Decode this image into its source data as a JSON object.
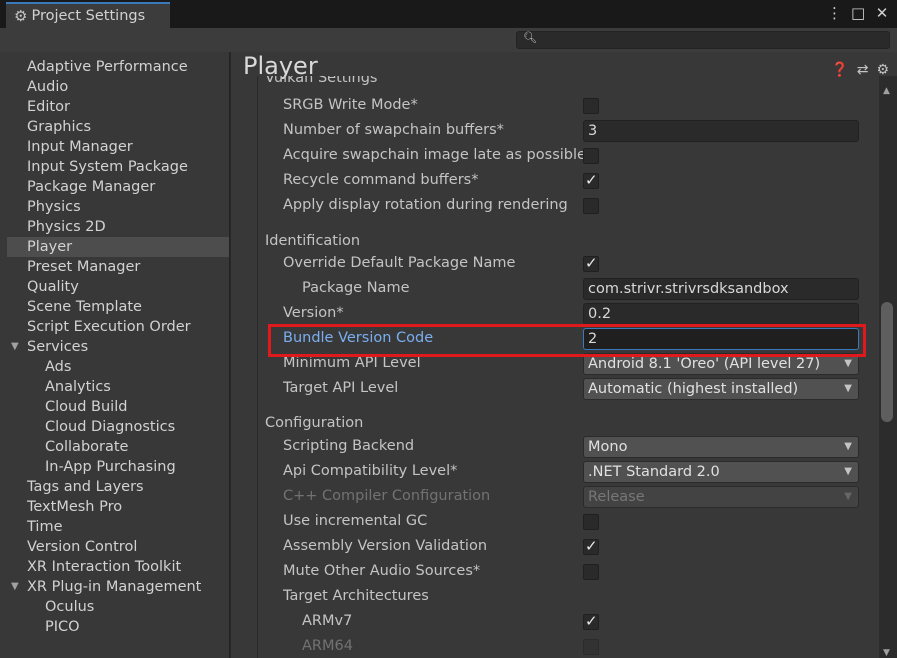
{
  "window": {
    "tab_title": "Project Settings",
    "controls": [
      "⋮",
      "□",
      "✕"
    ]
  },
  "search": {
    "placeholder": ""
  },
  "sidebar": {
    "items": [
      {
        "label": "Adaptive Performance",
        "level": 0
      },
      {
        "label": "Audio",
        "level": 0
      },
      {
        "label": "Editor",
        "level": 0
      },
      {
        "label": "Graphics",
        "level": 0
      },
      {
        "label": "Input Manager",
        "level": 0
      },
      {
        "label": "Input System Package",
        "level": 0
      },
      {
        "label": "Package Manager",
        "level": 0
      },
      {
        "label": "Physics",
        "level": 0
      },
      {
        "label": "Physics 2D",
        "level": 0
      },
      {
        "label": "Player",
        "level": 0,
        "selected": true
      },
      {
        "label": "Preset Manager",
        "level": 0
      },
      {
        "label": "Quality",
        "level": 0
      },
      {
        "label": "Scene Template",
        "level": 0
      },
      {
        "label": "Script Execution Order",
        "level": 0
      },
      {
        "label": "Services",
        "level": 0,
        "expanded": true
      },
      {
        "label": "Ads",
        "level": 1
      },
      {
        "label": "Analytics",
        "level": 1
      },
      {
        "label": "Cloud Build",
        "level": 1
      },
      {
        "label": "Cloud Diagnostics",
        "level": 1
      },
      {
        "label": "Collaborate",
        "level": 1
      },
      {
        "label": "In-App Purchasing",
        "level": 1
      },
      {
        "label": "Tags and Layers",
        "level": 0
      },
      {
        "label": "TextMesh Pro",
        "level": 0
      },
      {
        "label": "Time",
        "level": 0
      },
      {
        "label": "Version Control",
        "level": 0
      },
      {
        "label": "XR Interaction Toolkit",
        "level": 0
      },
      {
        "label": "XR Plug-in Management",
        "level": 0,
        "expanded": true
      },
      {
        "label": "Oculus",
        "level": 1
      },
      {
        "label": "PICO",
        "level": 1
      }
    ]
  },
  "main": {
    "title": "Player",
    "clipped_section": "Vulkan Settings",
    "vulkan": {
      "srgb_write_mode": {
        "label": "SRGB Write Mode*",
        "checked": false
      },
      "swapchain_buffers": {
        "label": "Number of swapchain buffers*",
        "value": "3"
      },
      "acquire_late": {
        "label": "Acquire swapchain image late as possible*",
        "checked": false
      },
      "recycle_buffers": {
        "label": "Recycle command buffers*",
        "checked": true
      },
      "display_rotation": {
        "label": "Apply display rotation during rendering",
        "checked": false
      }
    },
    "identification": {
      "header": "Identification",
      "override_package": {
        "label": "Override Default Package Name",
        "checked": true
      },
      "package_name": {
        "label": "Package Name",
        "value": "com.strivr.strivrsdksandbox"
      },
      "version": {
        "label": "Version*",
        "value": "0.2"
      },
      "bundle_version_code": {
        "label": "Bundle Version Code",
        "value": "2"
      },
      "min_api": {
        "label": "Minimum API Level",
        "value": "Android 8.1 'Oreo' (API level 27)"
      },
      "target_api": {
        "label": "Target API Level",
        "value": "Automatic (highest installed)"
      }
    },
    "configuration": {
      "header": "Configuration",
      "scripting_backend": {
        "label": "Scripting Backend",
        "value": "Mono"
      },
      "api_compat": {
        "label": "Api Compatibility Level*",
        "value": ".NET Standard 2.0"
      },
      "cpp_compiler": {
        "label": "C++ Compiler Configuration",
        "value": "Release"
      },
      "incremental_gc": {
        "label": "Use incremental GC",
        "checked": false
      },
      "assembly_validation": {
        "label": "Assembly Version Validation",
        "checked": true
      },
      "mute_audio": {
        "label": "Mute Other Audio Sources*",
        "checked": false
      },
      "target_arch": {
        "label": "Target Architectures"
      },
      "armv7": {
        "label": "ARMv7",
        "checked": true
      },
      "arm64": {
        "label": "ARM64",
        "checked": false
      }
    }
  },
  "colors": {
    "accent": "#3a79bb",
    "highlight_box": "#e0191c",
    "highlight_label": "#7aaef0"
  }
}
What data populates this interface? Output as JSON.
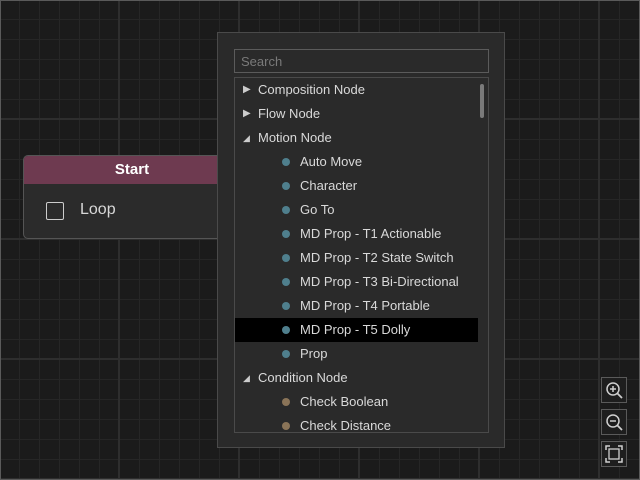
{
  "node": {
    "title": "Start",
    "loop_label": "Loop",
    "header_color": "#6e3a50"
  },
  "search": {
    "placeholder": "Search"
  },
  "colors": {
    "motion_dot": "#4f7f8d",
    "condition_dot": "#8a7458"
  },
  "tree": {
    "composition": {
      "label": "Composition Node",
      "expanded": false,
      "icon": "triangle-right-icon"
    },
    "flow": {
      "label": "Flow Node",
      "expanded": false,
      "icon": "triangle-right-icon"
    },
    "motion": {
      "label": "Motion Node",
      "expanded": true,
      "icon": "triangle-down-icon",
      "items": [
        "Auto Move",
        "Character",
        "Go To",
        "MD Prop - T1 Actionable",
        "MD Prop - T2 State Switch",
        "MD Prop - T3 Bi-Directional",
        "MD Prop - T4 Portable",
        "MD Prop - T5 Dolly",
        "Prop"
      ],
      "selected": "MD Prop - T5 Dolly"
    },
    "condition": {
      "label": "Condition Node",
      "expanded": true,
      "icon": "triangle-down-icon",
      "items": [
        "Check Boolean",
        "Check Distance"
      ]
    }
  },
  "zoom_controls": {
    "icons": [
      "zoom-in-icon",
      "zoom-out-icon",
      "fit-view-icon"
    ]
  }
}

#### [OBJECTIVE]
Every line above should be returned word for word, with the pictures left behind.

#### [CORRECT ANSWER]
Decode this image into its source data as a JSON object.
{
  "window": {
    "tab_title": "Project Settings",
    "controls": [
      "⋮",
      "□",
      "✕"
    ]
  },
  "search": {
    "placeholder": ""
  },
  "sidebar": {
    "items": [
      {
        "label": "Adaptive Performance",
        "level": 0
      },
      {
        "label": "Audio",
        "level": 0
      },
      {
        "label": "Editor",
        "level": 0
      },
      {
        "label": "Graphics",
        "level": 0
      },
      {
        "label": "Input Manager",
        "level": 0
      },
      {
        "label": "Input System Package",
        "level": 0
      },
      {
        "label": "Package Manager",
        "level": 0
      },
      {
        "label": "Physics",
        "level": 0
      },
      {
        "label": "Physics 2D",
        "level": 0
      },
      {
        "label": "Player",
        "level": 0,
        "selected": true
      },
      {
        "label": "Preset Manager",
        "level": 0
      },
      {
        "label": "Quality",
        "level": 0
      },
      {
        "label": "Scene Template",
        "level": 0
      },
      {
        "label": "Script Execution Order",
        "level": 0
      },
      {
        "label": "Services",
        "level": 0,
        "expanded": true
      },
      {
        "label": "Ads",
        "level": 1
      },
      {
        "label": "Analytics",
        "level": 1
      },
      {
        "label": "Cloud Build",
        "level": 1
      },
      {
        "label": "Cloud Diagnostics",
        "level": 1
      },
      {
        "label": "Collaborate",
        "level": 1
      },
      {
        "label": "In-App Purchasing",
        "level": 1
      },
      {
        "label": "Tags and Layers",
        "level": 0
      },
      {
        "label": "TextMesh Pro",
        "level": 0
      },
      {
        "label": "Time",
        "level": 0
      },
      {
        "label": "Version Control",
        "level": 0
      },
      {
        "label": "XR Interaction Toolkit",
        "level": 0
      },
      {
        "label": "XR Plug-in Management",
        "level": 0,
        "expanded": true
      },
      {
        "label": "Oculus",
        "level": 1
      },
      {
        "label": "PICO",
        "level": 1
      }
    ]
  },
  "main": {
    "title": "Player",
    "clipped_section": "Vulkan Settings",
    "vulkan": {
      "srgb_write_mode": {
        "label": "SRGB Write Mode*",
        "checked": false
      },
      "swapchain_buffers": {
        "label": "Number of swapchain buffers*",
        "value": "3"
      },
      "acquire_late": {
        "label": "Acquire swapchain image late as possible*",
        "checked": false
      },
      "recycle_buffers": {
        "label": "Recycle command buffers*",
        "checked": true
      },
      "display_rotation": {
        "label": "Apply display rotation during rendering",
        "checked": false
      }
    },
    "identification": {
      "header": "Identification",
      "override_package": {
        "label": "Override Default Package Name",
        "checked": true
      },
      "package_name": {
        "label": "Package Name",
        "value": "com.strivr.strivrsdksandbox"
      },
      "version": {
        "label": "Version*",
        "value": "0.2"
      },
      "bundle_version_code": {
        "label": "Bundle Version Code",
        "value": "2"
      },
      "min_api": {
        "label": "Minimum API Level",
        "value": "Android 8.1 'Oreo' (API level 27)"
      },
      "target_api": {
        "label": "Target API Level",
        "value": "Automatic (highest installed)"
      }
    },
    "configuration": {
      "header": "Configuration",
      "scripting_backend": {
        "label": "Scripting Backend",
        "value": "Mono"
      },
      "api_compat": {
        "label": "Api Compatibility Level*",
        "value": ".NET Standard 2.0"
      },
      "cpp_compiler": {
        "label": "C++ Compiler Configuration",
        "value": "Release"
      },
      "incremental_gc": {
        "label": "Use incremental GC",
        "checked": false
      },
      "assembly_validation": {
        "label": "Assembly Version Validation",
        "checked": true
      },
      "mute_audio": {
        "label": "Mute Other Audio Sources*",
        "checked": false
      },
      "target_arch": {
        "label": "Target Architectures"
      },
      "armv7": {
        "label": "ARMv7",
        "checked": true
      },
      "arm64": {
        "label": "ARM64",
        "checked": false
      }
    }
  },
  "colors": {
    "accent": "#3a79bb",
    "highlight_box": "#e0191c",
    "highlight_label": "#7aaef0"
  }
}
What data populates this interface? Output as JSON.
{
  "node": {
    "title": "Start",
    "loop_label": "Loop",
    "header_color": "#6e3a50"
  },
  "search": {
    "placeholder": "Search"
  },
  "colors": {
    "motion_dot": "#4f7f8d",
    "condition_dot": "#8a7458"
  },
  "tree": {
    "composition": {
      "label": "Composition Node",
      "expanded": false,
      "icon": "triangle-right-icon"
    },
    "flow": {
      "label": "Flow Node",
      "expanded": false,
      "icon": "triangle-right-icon"
    },
    "motion": {
      "label": "Motion Node",
      "expanded": true,
      "icon": "triangle-down-icon",
      "items": [
        "Auto Move",
        "Character",
        "Go To",
        "MD Prop - T1 Actionable",
        "MD Prop - T2 State Switch",
        "MD Prop - T3 Bi-Directional",
        "MD Prop - T4 Portable",
        "MD Prop - T5 Dolly",
        "Prop"
      ],
      "selected": "MD Prop - T5 Dolly"
    },
    "condition": {
      "label": "Condition Node",
      "expanded": true,
      "icon": "triangle-down-icon",
      "items": [
        "Check Boolean",
        "Check Distance"
      ]
    }
  },
  "zoom_controls": {
    "icons": [
      "zoom-in-icon",
      "zoom-out-icon",
      "fit-view-icon"
    ]
  }
}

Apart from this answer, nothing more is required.